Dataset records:
________________________
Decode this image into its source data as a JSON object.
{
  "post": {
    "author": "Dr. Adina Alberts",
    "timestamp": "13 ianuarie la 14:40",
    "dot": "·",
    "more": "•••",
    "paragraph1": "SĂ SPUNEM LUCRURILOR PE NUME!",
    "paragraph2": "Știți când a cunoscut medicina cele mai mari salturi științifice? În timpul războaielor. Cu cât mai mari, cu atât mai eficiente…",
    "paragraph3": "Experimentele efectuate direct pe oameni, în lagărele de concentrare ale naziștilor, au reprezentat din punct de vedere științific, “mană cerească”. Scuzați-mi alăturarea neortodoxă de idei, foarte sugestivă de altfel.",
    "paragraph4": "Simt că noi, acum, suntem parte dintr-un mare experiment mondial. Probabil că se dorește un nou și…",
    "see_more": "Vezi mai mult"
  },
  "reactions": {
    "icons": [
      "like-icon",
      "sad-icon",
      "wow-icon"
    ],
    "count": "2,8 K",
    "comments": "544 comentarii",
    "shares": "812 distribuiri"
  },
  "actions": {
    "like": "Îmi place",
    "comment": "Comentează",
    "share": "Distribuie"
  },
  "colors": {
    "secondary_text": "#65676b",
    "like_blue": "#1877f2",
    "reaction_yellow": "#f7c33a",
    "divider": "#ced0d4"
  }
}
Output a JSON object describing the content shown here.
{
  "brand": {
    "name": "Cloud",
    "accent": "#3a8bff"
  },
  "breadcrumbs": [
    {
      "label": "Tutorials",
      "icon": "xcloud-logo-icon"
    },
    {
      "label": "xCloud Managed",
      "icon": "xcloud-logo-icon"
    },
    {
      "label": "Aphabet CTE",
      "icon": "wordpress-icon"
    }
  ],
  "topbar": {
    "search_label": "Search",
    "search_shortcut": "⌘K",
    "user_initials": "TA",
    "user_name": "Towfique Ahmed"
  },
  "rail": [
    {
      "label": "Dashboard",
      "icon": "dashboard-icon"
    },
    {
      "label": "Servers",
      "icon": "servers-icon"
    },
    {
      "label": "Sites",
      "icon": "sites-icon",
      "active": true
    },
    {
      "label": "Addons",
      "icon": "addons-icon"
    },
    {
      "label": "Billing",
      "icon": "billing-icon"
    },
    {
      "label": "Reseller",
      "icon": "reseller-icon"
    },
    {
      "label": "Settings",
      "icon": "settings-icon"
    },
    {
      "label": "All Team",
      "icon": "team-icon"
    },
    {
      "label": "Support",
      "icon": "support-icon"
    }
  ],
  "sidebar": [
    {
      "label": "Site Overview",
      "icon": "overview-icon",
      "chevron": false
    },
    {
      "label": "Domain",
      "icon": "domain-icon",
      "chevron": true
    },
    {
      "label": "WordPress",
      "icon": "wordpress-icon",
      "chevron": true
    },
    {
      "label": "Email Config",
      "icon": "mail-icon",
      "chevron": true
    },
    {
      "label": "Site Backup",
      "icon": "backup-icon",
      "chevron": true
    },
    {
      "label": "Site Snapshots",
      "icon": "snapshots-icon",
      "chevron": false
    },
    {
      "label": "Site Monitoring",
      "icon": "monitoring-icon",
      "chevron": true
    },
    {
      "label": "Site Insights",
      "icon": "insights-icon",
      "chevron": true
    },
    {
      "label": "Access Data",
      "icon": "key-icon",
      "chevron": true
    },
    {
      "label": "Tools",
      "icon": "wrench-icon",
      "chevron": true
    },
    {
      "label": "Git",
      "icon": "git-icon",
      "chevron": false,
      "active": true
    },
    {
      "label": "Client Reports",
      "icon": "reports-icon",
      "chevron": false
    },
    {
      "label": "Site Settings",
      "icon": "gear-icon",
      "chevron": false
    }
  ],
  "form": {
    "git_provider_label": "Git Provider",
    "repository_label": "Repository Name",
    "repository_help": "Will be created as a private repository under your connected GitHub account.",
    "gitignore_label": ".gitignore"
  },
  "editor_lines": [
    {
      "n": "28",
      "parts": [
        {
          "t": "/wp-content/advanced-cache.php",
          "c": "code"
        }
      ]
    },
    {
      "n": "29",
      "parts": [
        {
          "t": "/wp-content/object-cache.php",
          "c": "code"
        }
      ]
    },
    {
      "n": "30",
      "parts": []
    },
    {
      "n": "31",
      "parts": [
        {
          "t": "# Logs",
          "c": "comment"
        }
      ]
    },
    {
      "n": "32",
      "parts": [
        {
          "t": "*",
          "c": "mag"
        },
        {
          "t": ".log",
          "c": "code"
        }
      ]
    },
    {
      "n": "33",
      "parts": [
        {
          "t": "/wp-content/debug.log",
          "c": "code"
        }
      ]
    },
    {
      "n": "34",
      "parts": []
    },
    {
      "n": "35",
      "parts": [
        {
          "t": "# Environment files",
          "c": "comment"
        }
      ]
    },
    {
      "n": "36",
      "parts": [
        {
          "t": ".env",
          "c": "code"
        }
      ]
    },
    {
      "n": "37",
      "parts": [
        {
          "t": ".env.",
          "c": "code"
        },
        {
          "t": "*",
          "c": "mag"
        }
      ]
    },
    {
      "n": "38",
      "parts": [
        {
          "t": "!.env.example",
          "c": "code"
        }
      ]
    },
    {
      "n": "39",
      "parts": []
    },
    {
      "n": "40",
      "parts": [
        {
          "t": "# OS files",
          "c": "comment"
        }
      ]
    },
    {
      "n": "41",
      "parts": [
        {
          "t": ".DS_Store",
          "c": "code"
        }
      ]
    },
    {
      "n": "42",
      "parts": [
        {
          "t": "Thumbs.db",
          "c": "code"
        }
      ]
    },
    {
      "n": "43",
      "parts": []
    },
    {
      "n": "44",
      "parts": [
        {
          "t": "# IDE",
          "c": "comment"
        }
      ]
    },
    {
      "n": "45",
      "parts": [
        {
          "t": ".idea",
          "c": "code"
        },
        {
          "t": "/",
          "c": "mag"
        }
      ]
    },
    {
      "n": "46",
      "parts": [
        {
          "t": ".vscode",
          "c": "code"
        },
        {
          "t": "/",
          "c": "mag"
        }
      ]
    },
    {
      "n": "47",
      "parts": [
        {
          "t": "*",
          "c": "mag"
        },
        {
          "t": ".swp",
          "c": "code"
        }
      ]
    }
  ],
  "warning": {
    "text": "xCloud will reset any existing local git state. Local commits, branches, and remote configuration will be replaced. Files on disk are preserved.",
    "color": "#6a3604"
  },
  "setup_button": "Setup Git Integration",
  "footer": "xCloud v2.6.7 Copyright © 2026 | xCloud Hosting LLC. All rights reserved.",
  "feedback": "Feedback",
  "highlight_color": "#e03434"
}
________________________
SHORT PROBLEM:
Repeat the entries exactly, all of them.

ANSWER FOR THIS EXERCISE:
Decode this image into its source data as a JSON object.
{
  "post": {
    "author": "Dr. Adina Alberts",
    "timestamp": "13 ianuarie la 14:40",
    "dot": "·",
    "more": "•••",
    "paragraph1": "SĂ SPUNEM LUCRURILOR PE NUME!",
    "paragraph2": "Știți când a cunoscut medicina cele mai mari salturi științifice? În timpul războaielor. Cu cât mai mari, cu atât mai eficiente…",
    "paragraph3": "Experimentele efectuate direct pe oameni, în lagărele de concentrare ale naziștilor, au reprezentat din punct de vedere științific, “mană cerească”. Scuzați-mi alăturarea neortodoxă de idei, foarte sugestivă de altfel.",
    "paragraph4": "Simt că noi, acum, suntem parte dintr-un mare experiment mondial. Probabil că se dorește un nou și…",
    "see_more": "Vezi mai mult"
  },
  "reactions": {
    "icons": [
      "like-icon",
      "sad-icon",
      "wow-icon"
    ],
    "count": "2,8 K",
    "comments": "544 comentarii",
    "shares": "812 distribuiri"
  },
  "actions": {
    "like": "Îmi place",
    "comment": "Comentează",
    "share": "Distribuie"
  },
  "colors": {
    "secondary_text": "#65676b",
    "like_blue": "#1877f2",
    "reaction_yellow": "#f7c33a",
    "divider": "#ced0d4"
  }
}
Output a JSON object describing the content shown here.
{
  "brand": {
    "name": "Cloud",
    "accent": "#3a8bff"
  },
  "breadcrumbs": [
    {
      "label": "Tutorials",
      "icon": "xcloud-logo-icon"
    },
    {
      "label": "xCloud Managed",
      "icon": "xcloud-logo-icon"
    },
    {
      "label": "Aphabet CTE",
      "icon": "wordpress-icon"
    }
  ],
  "topbar": {
    "search_label": "Search",
    "search_shortcut": "⌘K",
    "user_initials": "TA",
    "user_name": "Towfique Ahmed"
  },
  "rail": [
    {
      "label": "Dashboard",
      "icon": "dashboard-icon"
    },
    {
      "label": "Servers",
      "icon": "servers-icon"
    },
    {
      "label": "Sites",
      "icon": "sites-icon",
      "active": true
    },
    {
      "label": "Addons",
      "icon": "addons-icon"
    },
    {
      "label": "Billing",
      "icon": "billing-icon"
    },
    {
      "label": "Reseller",
      "icon": "reseller-icon"
    },
    {
      "label": "Settings",
      "icon": "settings-icon"
    },
    {
      "label": "All Team",
      "icon": "team-icon"
    },
    {
      "label": "Support",
      "icon": "support-icon"
    }
  ],
  "sidebar": [
    {
      "label": "Site Overview",
      "icon": "overview-icon",
      "chevron": false
    },
    {
      "label": "Domain",
      "icon": "domain-icon",
      "chevron": true
    },
    {
      "label": "WordPress",
      "icon": "wordpress-icon",
      "chevron": true
    },
    {
      "label": "Email Config",
      "icon": "mail-icon",
      "chevron": true
    },
    {
      "label": "Site Backup",
      "icon": "backup-icon",
      "chevron": true
    },
    {
      "label": "Site Snapshots",
      "icon": "snapshots-icon",
      "chevron": false
    },
    {
      "label": "Site Monitoring",
      "icon": "monitoring-icon",
      "chevron": true
    },
    {
      "label": "Site Insights",
      "icon": "insights-icon",
      "chevron": true
    },
    {
      "label": "Access Data",
      "icon": "key-icon",
      "chevron": true
    },
    {
      "label": "Tools",
      "icon": "wrench-icon",
      "chevron": true
    },
    {
      "label": "Git",
      "icon": "git-icon",
      "chevron": false,
      "active": true
    },
    {
      "label": "Client Reports",
      "icon": "reports-icon",
      "chevron": false
    },
    {
      "label": "Site Settings",
      "icon": "gear-icon",
      "chevron": false
    }
  ],
  "form": {
    "git_provider_label": "Git Provider",
    "repository_label": "Repository Name",
    "repository_help": "Will be created as a private repository under your connected GitHub account.",
    "gitignore_label": ".gitignore"
  },
  "editor_lines": [
    {
      "n": "28",
      "parts": [
        {
          "t": "/wp-content/advanced-cache.php",
          "c": "code"
        }
      ]
    },
    {
      "n": "29",
      "parts": [
        {
          "t": "/wp-content/object-cache.php",
          "c": "code"
        }
      ]
    },
    {
      "n": "30",
      "parts": []
    },
    {
      "n": "31",
      "parts": [
        {
          "t": "# Logs",
          "c": "comment"
        }
      ]
    },
    {
      "n": "32",
      "parts": [
        {
          "t": "*",
          "c": "mag"
        },
        {
          "t": ".log",
          "c": "code"
        }
      ]
    },
    {
      "n": "33",
      "parts": [
        {
          "t": "/wp-content/debug.log",
          "c": "code"
        }
      ]
    },
    {
      "n": "34",
      "parts": []
    },
    {
      "n": "35",
      "parts": [
        {
          "t": "# Environment files",
          "c": "comment"
        }
      ]
    },
    {
      "n": "36",
      "parts": [
        {
          "t": ".env",
          "c": "code"
        }
      ]
    },
    {
      "n": "37",
      "parts": [
        {
          "t": ".env.",
          "c": "code"
        },
        {
          "t": "*",
          "c": "mag"
        }
      ]
    },
    {
      "n": "38",
      "parts": [
        {
          "t": "!.env.example",
          "c": "code"
        }
      ]
    },
    {
      "n": "39",
      "parts": []
    },
    {
      "n": "40",
      "parts": [
        {
          "t": "# OS files",
          "c": "comment"
        }
      ]
    },
    {
      "n": "41",
      "parts": [
        {
          "t": ".DS_Store",
          "c": "code"
        }
      ]
    },
    {
      "n": "42",
      "parts": [
        {
          "t": "Thumbs.db",
          "c": "code"
        }
      ]
    },
    {
      "n": "43",
      "parts": []
    },
    {
      "n": "44",
      "parts": [
        {
          "t": "# IDE",
          "c": "comment"
        }
      ]
    },
    {
      "n": "45",
      "parts": [
        {
          "t": ".idea",
          "c": "code"
        },
        {
          "t": "/",
          "c": "mag"
        }
      ]
    },
    {
      "n": "46",
      "parts": [
        {
          "t": ".vscode",
          "c": "code"
        },
        {
          "t": "/",
          "c": "mag"
        }
      ]
    },
    {
      "n": "47",
      "parts": [
        {
          "t": "*",
          "c": "mag"
        },
        {
          "t": ".swp",
          "c": "code"
        }
      ]
    }
  ],
  "warning": {
    "text": "xCloud will reset any existing local git state. Local commits, branches, and remote configuration will be replaced. Files on disk are preserved.",
    "color": "#6a3604"
  },
  "setup_button": "Setup Git Integration",
  "footer": "xCloud v2.6.7 Copyright © 2026 | xCloud Hosting LLC. All rights reserved.",
  "feedback": "Feedback",
  "highlight_color": "#e03434"
}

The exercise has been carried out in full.